● Stated task
Seek out every line containing the word "title", and copy each.
--- START ---
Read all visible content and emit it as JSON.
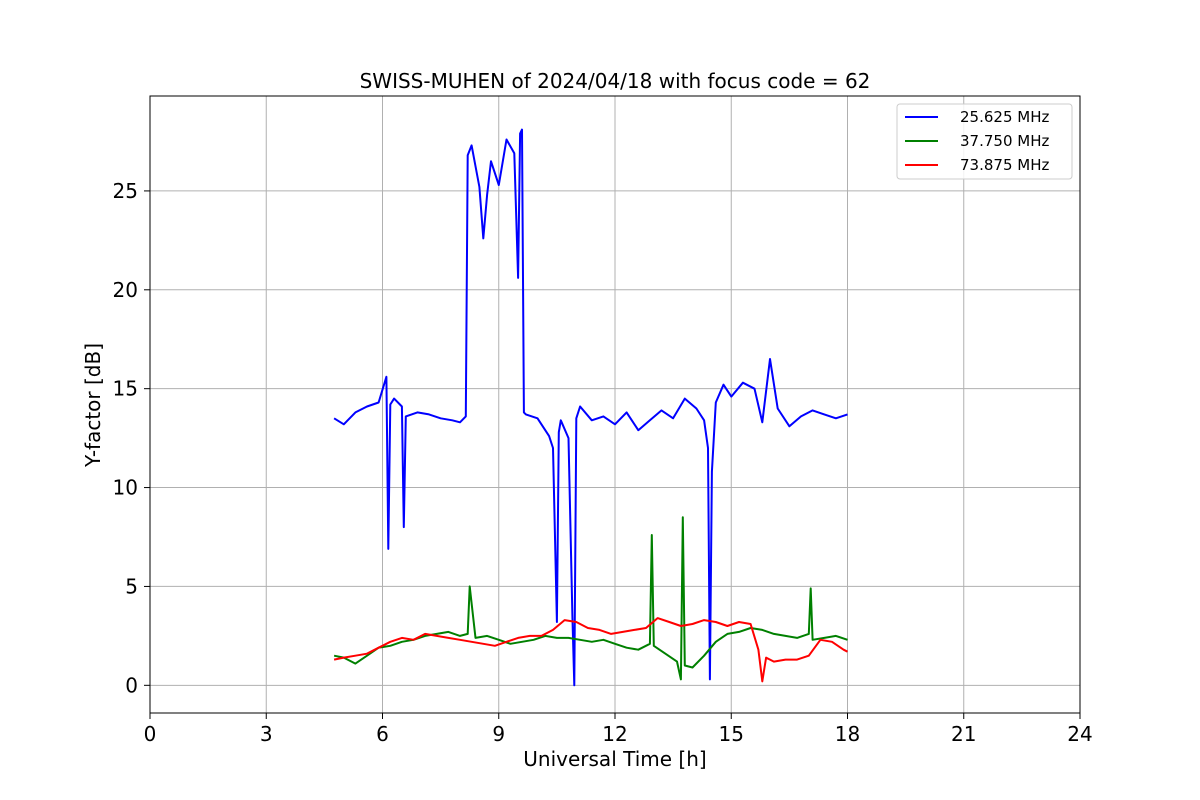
{
  "chart_data": {
    "type": "line",
    "title": "SWISS-MUHEN of 2024/04/18 with focus code = 62",
    "xlabel": "Universal Time [h]",
    "ylabel": "Y-factor [dB]",
    "xlim": [
      0,
      24
    ],
    "ylim": [
      -1.4,
      29.8
    ],
    "xticks": [
      0,
      3,
      6,
      9,
      12,
      15,
      18,
      21,
      24
    ],
    "yticks": [
      0,
      5,
      10,
      15,
      20,
      25
    ],
    "grid": true,
    "legend_position": "top-right",
    "series": [
      {
        "name": "25.625 MHz",
        "color": "#0000ff",
        "x": [
          4.75,
          5.0,
          5.3,
          5.6,
          5.9,
          6.1,
          6.15,
          6.2,
          6.3,
          6.5,
          6.55,
          6.6,
          6.9,
          7.2,
          7.5,
          7.8,
          8.0,
          8.15,
          8.2,
          8.3,
          8.5,
          8.6,
          8.7,
          8.8,
          9.0,
          9.2,
          9.4,
          9.5,
          9.55,
          9.6,
          9.65,
          9.7,
          10.0,
          10.3,
          10.4,
          10.5,
          10.55,
          10.6,
          10.8,
          10.9,
          10.95,
          11.0,
          11.1,
          11.4,
          11.7,
          12.0,
          12.3,
          12.6,
          12.9,
          13.2,
          13.5,
          13.8,
          14.1,
          14.3,
          14.4,
          14.45,
          14.5,
          14.55,
          14.6,
          14.8,
          15.0,
          15.3,
          15.6,
          15.8,
          16.0,
          16.2,
          16.5,
          16.8,
          17.1,
          17.4,
          17.7,
          18.0
        ],
        "values": [
          13.5,
          13.2,
          13.8,
          14.1,
          14.3,
          15.6,
          6.9,
          14.2,
          14.5,
          14.1,
          8.0,
          13.6,
          13.8,
          13.7,
          13.5,
          13.4,
          13.3,
          13.6,
          26.8,
          27.3,
          25.2,
          22.6,
          24.8,
          26.5,
          25.3,
          27.6,
          26.9,
          20.6,
          27.9,
          28.1,
          13.8,
          13.7,
          13.5,
          12.6,
          12.0,
          3.2,
          12.8,
          13.4,
          12.5,
          3.5,
          0.0,
          13.5,
          14.1,
          13.4,
          13.6,
          13.2,
          13.8,
          12.9,
          13.4,
          13.9,
          13.5,
          14.5,
          14.0,
          13.4,
          12.0,
          0.3,
          10.8,
          12.5,
          14.3,
          15.2,
          14.6,
          15.3,
          15.0,
          13.3,
          16.5,
          14.0,
          13.1,
          13.6,
          13.9,
          13.7,
          13.5,
          13.7
        ]
      },
      {
        "name": "37.750 MHz",
        "color": "#008000",
        "x": [
          4.75,
          5.0,
          5.3,
          5.6,
          5.9,
          6.2,
          6.5,
          6.8,
          7.1,
          7.4,
          7.7,
          8.0,
          8.2,
          8.25,
          8.4,
          8.7,
          9.0,
          9.3,
          9.6,
          9.9,
          10.2,
          10.5,
          10.8,
          11.1,
          11.4,
          11.7,
          12.0,
          12.3,
          12.6,
          12.9,
          12.95,
          13.0,
          13.3,
          13.6,
          13.7,
          13.75,
          13.8,
          14.0,
          14.3,
          14.6,
          14.9,
          15.2,
          15.5,
          15.8,
          16.1,
          16.4,
          16.7,
          17.0,
          17.05,
          17.1,
          17.4,
          17.7,
          18.0
        ],
        "values": [
          1.5,
          1.4,
          1.1,
          1.5,
          1.9,
          2.0,
          2.2,
          2.3,
          2.5,
          2.6,
          2.7,
          2.5,
          2.6,
          5.0,
          2.4,
          2.5,
          2.3,
          2.1,
          2.2,
          2.3,
          2.5,
          2.4,
          2.4,
          2.3,
          2.2,
          2.3,
          2.1,
          1.9,
          1.8,
          2.1,
          7.6,
          2.0,
          1.6,
          1.2,
          0.3,
          8.5,
          1.0,
          0.9,
          1.5,
          2.2,
          2.6,
          2.7,
          2.9,
          2.8,
          2.6,
          2.5,
          2.4,
          2.6,
          4.9,
          2.3,
          2.4,
          2.5,
          2.3
        ]
      },
      {
        "name": "73.875 MHz",
        "color": "#ff0000",
        "x": [
          4.75,
          5.0,
          5.3,
          5.6,
          5.9,
          6.2,
          6.5,
          6.8,
          7.1,
          7.4,
          7.7,
          8.0,
          8.3,
          8.6,
          8.9,
          9.2,
          9.5,
          9.8,
          10.1,
          10.4,
          10.7,
          11.0,
          11.3,
          11.6,
          11.9,
          12.2,
          12.5,
          12.8,
          13.1,
          13.4,
          13.7,
          14.0,
          14.3,
          14.6,
          14.9,
          15.2,
          15.5,
          15.7,
          15.8,
          15.9,
          16.1,
          16.4,
          16.7,
          17.0,
          17.3,
          17.6,
          17.9,
          18.0
        ],
        "values": [
          1.3,
          1.4,
          1.5,
          1.6,
          1.9,
          2.2,
          2.4,
          2.3,
          2.6,
          2.5,
          2.4,
          2.3,
          2.2,
          2.1,
          2.0,
          2.2,
          2.4,
          2.5,
          2.5,
          2.8,
          3.3,
          3.2,
          2.9,
          2.8,
          2.6,
          2.7,
          2.8,
          2.9,
          3.4,
          3.2,
          3.0,
          3.1,
          3.3,
          3.2,
          3.0,
          3.2,
          3.1,
          1.8,
          0.2,
          1.4,
          1.2,
          1.3,
          1.3,
          1.5,
          2.3,
          2.2,
          1.8,
          1.7
        ]
      }
    ]
  }
}
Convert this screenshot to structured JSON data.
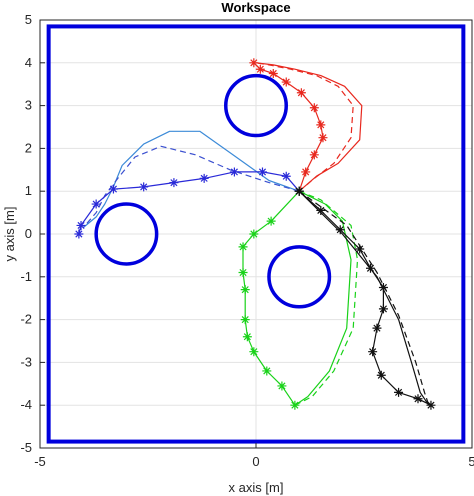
{
  "chart_data": {
    "type": "line",
    "title": "Workspace",
    "xlabel": "x axis [m]",
    "ylabel": "y axis [m]",
    "xlim": [
      -5,
      5
    ],
    "ylim": [
      -5,
      5
    ],
    "xticks": [
      -5,
      0,
      5
    ],
    "yticks": [
      5,
      4,
      3,
      2,
      1,
      0,
      -1,
      -2,
      -3,
      -4,
      -5
    ],
    "grid": true,
    "legend": "none",
    "colors": {
      "boundary": "#0000dd",
      "obstacle": "#0000dd",
      "red": "#e8281e",
      "blue_solid": "#3d8bd8",
      "blue_dashed": "#3b50d0",
      "blue_markers": "#2a2ad8",
      "green": "#19d219",
      "black": "#111111"
    },
    "workspace_boundary": {
      "xmin": -4.8,
      "xmax": 4.8,
      "ymin": -4.85,
      "ymax": 4.85
    },
    "obstacles": [
      {
        "cx": 0,
        "cy": 3,
        "r": 0.7
      },
      {
        "cx": -3,
        "cy": 0,
        "r": 0.7
      },
      {
        "cx": 1,
        "cy": -1,
        "r": 0.7
      }
    ],
    "series": [
      {
        "style": "solid-thin",
        "color": "red",
        "x": [
          0,
          0.5,
          0.95,
          1.5,
          2.2,
          4.0
        ],
        "y": [
          1,
          0.95,
          0.95,
          1.0,
          1.2,
          -4.0
        ]
      },
      {
        "style": "marker-line",
        "color": "red",
        "x": [
          1.0,
          1.15,
          1.35,
          1.55,
          1.5,
          1.35,
          1.05,
          0.7,
          0.4,
          0.1,
          -0.05
        ],
        "y": [
          1.0,
          1.45,
          1.85,
          2.25,
          2.55,
          2.95,
          3.3,
          3.55,
          3.75,
          3.85,
          4.0
        ]
      },
      {
        "style": "solid",
        "color": "red",
        "x": [
          1.0,
          1.4,
          1.9,
          2.4,
          2.45,
          2.05,
          1.5,
          0.9,
          0.4,
          0.0
        ],
        "y": [
          1.0,
          1.35,
          1.65,
          2.2,
          3.0,
          3.45,
          3.7,
          3.85,
          3.95,
          4.0
        ]
      },
      {
        "style": "dashed",
        "color": "red",
        "x": [
          1.0,
          1.35,
          1.8,
          2.2,
          2.25,
          1.9,
          1.4,
          0.8,
          0.3,
          0.0
        ],
        "y": [
          1.0,
          1.3,
          1.65,
          2.25,
          3.0,
          3.45,
          3.7,
          3.85,
          3.95,
          4.0
        ]
      },
      {
        "style": "solid",
        "color": "blue_solid",
        "x": [
          1.0,
          0.3,
          -0.6,
          -1.3,
          -2.0,
          -2.6,
          -3.1,
          -3.3,
          -3.5,
          -3.7,
          -4.0
        ],
        "y": [
          1.0,
          1.25,
          1.9,
          2.4,
          2.4,
          2.1,
          1.6,
          1.1,
          0.7,
          0.4,
          0.15
        ]
      },
      {
        "style": "dashed",
        "color": "blue_dashed",
        "x": [
          1.0,
          0.3,
          -0.6,
          -1.4,
          -2.2,
          -2.8,
          -3.2,
          -3.5,
          -3.7,
          -4.0
        ],
        "y": [
          1.0,
          1.2,
          1.5,
          1.85,
          2.05,
          1.8,
          1.3,
          0.9,
          0.5,
          0.15
        ]
      },
      {
        "style": "marker-line",
        "color": "blue_markers",
        "x": [
          1.0,
          0.7,
          0.15,
          -0.5,
          -1.2,
          -1.9,
          -2.6,
          -3.3,
          -3.7,
          -4.05,
          -4.1
        ],
        "y": [
          1.0,
          1.35,
          1.45,
          1.45,
          1.3,
          1.2,
          1.1,
          1.05,
          0.7,
          0.2,
          0.0
        ]
      },
      {
        "style": "solid",
        "color": "green",
        "x": [
          1.0,
          1.6,
          2.0,
          2.2,
          2.1,
          1.7,
          1.2,
          0.9
        ],
        "y": [
          1.0,
          0.7,
          0.3,
          -0.6,
          -2.2,
          -3.2,
          -3.8,
          -4.0
        ]
      },
      {
        "style": "dashed",
        "color": "green",
        "x": [
          1.0,
          1.5,
          2.2,
          2.35,
          2.25,
          1.8,
          1.3,
          0.9
        ],
        "y": [
          1.0,
          0.8,
          0.2,
          -0.6,
          -2.2,
          -3.2,
          -3.8,
          -4.0
        ]
      },
      {
        "style": "marker-line",
        "color": "green",
        "x": [
          1.0,
          0.35,
          -0.05,
          -0.3,
          -0.3,
          -0.25,
          -0.25,
          -0.2,
          -0.05,
          0.25,
          0.6,
          0.9
        ],
        "y": [
          1.0,
          0.3,
          0.0,
          -0.3,
          -0.9,
          -1.3,
          -2.0,
          -2.4,
          -2.75,
          -3.2,
          -3.55,
          -4.0
        ]
      },
      {
        "style": "solid",
        "color": "black",
        "x": [
          1.0,
          2.0,
          2.8,
          3.3,
          3.6,
          3.8,
          4.0
        ],
        "y": [
          1.0,
          0.0,
          -1.0,
          -2.0,
          -3.0,
          -3.7,
          -4.0
        ]
      },
      {
        "style": "dashed",
        "color": "black",
        "x": [
          1.0,
          2.1,
          2.8,
          3.3,
          3.7,
          3.9,
          4.0
        ],
        "y": [
          1.0,
          0.2,
          -0.9,
          -1.9,
          -3.0,
          -3.7,
          -4.0
        ]
      },
      {
        "style": "marker-line",
        "color": "black",
        "x": [
          1.0,
          1.5,
          1.95,
          2.4,
          2.65,
          2.95,
          2.95,
          2.8,
          2.7,
          2.9,
          3.3,
          3.75,
          4.05
        ],
        "y": [
          1.0,
          0.55,
          0.1,
          -0.35,
          -0.8,
          -1.25,
          -1.75,
          -2.2,
          -2.75,
          -3.3,
          -3.7,
          -3.85,
          -4.0
        ]
      }
    ]
  }
}
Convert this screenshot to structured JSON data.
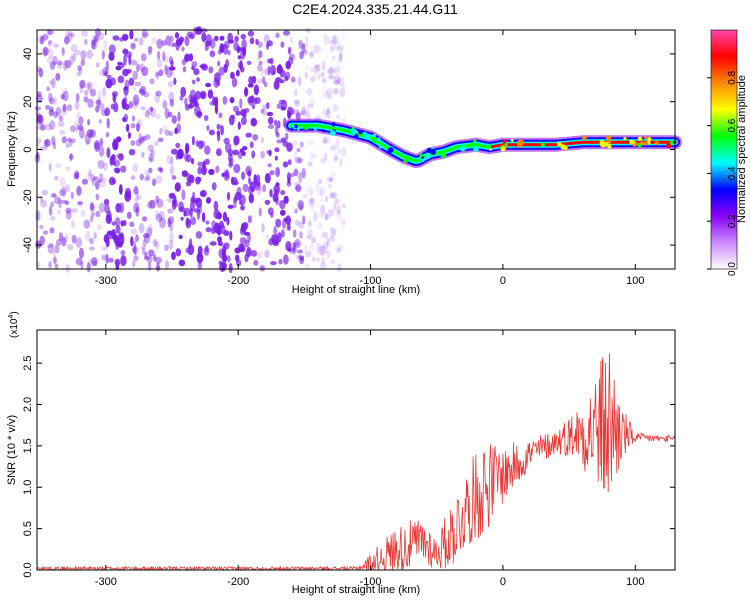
--- END ---
● Full output
    "title": "SWISS-MUHEN of 2024/04/18 with focus code = 62",
    "title": "Workspace",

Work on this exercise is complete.